- _The task_: Out of the lines below, please list those that hold the string "Java".

--- Start of Record set ---

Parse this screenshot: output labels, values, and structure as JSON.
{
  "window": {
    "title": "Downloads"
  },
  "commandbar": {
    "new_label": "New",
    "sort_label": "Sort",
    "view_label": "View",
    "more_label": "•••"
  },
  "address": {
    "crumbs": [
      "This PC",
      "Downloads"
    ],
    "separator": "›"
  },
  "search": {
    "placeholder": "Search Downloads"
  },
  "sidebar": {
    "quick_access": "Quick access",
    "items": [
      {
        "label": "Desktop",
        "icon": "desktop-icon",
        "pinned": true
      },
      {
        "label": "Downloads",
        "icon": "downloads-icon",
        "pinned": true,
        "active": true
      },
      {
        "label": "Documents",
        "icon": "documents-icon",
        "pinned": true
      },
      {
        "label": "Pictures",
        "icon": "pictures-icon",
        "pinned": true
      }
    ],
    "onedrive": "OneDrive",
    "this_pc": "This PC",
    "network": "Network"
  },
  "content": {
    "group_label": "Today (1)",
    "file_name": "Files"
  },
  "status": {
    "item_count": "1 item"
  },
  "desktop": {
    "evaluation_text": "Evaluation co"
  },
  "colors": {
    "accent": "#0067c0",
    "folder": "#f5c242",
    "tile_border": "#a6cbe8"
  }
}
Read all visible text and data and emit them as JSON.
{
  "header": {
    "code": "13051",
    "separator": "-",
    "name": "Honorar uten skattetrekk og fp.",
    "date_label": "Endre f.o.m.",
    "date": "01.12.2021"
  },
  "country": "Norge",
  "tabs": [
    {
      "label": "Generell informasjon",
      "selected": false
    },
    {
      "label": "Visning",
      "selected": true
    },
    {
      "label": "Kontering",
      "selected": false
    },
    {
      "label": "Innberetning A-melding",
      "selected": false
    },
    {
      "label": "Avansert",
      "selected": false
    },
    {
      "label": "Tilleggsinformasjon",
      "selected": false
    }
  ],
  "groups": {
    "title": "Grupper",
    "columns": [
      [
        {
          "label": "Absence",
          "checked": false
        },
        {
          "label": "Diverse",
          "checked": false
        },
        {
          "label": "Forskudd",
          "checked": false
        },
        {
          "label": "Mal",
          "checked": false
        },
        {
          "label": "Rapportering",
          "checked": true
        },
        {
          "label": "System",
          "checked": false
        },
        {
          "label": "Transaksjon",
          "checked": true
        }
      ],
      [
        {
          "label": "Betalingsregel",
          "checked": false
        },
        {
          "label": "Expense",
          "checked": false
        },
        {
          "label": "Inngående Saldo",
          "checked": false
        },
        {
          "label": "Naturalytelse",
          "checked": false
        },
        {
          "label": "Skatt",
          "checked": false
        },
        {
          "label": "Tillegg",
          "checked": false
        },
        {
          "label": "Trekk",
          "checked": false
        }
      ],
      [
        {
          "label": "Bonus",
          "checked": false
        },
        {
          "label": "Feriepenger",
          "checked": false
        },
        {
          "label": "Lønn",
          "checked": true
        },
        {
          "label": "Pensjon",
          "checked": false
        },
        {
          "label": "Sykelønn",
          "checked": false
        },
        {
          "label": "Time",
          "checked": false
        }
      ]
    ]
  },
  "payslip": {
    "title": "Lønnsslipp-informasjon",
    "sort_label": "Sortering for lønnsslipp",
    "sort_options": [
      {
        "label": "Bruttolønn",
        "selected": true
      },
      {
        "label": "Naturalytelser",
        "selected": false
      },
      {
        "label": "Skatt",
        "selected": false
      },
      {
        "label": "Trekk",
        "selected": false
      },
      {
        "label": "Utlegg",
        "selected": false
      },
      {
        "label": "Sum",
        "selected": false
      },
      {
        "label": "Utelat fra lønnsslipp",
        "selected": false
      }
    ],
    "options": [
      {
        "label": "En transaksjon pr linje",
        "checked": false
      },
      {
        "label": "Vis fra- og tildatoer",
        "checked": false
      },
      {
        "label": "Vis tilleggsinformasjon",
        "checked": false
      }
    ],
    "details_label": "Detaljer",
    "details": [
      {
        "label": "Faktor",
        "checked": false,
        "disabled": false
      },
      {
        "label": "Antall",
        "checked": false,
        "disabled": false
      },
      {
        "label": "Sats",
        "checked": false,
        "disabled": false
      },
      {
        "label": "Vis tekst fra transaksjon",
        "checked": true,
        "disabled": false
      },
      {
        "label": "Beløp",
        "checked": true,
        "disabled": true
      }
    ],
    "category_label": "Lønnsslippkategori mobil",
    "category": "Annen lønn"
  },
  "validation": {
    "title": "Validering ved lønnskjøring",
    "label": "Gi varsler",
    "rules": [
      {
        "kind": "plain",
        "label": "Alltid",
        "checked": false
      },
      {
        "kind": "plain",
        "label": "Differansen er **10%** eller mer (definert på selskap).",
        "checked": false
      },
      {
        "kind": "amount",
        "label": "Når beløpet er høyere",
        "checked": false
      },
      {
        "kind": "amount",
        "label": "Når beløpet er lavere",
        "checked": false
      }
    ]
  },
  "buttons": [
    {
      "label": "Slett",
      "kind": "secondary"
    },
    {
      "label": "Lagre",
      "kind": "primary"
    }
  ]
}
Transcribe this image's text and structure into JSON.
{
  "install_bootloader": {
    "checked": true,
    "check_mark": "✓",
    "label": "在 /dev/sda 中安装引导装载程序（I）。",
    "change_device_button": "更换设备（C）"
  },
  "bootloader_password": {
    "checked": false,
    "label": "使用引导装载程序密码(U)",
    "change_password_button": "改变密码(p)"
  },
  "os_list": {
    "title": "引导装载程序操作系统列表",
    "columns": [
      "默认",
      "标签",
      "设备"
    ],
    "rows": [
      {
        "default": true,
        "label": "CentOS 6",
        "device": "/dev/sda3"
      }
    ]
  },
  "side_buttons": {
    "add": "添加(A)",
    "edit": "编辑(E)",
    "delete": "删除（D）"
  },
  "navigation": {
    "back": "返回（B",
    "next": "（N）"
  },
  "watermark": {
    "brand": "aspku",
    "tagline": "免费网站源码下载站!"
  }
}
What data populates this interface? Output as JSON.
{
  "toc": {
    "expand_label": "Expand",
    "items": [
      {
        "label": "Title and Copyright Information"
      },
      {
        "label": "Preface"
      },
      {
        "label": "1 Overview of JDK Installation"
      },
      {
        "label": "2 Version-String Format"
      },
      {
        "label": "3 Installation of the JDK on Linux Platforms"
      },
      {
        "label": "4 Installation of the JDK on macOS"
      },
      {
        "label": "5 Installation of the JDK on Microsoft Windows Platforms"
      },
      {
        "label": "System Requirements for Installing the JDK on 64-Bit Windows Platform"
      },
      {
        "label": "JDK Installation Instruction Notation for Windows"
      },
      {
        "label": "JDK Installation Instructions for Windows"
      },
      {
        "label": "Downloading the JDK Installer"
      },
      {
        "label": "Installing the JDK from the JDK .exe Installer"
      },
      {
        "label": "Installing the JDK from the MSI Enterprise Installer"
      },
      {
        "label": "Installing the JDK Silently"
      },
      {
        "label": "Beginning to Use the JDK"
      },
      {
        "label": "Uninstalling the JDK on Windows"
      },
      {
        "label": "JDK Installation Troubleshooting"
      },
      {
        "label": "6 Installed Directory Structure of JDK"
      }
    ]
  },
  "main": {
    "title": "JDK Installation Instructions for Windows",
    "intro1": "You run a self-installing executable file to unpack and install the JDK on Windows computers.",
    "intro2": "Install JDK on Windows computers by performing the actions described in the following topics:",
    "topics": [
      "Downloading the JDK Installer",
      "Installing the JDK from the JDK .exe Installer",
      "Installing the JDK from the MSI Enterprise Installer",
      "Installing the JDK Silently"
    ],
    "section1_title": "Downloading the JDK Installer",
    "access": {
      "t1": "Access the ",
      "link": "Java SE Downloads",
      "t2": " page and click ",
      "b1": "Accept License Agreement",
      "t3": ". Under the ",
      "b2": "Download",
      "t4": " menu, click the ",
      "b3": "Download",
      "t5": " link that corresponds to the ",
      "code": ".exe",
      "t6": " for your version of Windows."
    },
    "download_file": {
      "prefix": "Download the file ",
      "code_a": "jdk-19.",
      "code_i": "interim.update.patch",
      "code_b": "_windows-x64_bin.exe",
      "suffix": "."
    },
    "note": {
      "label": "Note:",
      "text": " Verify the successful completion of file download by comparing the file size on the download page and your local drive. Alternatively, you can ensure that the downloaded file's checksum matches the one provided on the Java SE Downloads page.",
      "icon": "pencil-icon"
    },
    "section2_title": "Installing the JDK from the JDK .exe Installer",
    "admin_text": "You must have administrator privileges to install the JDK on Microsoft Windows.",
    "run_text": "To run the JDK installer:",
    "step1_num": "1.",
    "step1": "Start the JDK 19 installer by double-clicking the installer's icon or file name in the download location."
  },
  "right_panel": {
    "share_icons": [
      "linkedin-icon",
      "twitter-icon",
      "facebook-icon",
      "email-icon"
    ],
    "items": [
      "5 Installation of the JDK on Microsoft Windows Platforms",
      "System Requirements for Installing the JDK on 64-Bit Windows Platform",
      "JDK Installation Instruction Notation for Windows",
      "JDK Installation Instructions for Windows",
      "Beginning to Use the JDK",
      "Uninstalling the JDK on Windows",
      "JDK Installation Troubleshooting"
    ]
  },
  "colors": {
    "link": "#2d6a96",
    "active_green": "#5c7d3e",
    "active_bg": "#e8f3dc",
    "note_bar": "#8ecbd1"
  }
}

--- End of Record set ---

- _Solution_:
      "link": "Java SE Downloads",
      "text": " Verify the successful completion of file download by comparing the file size on the download page and your local drive. Alternatively, you can ensure that the downloaded file's checksum matches the one provided on the Java SE Downloads page.",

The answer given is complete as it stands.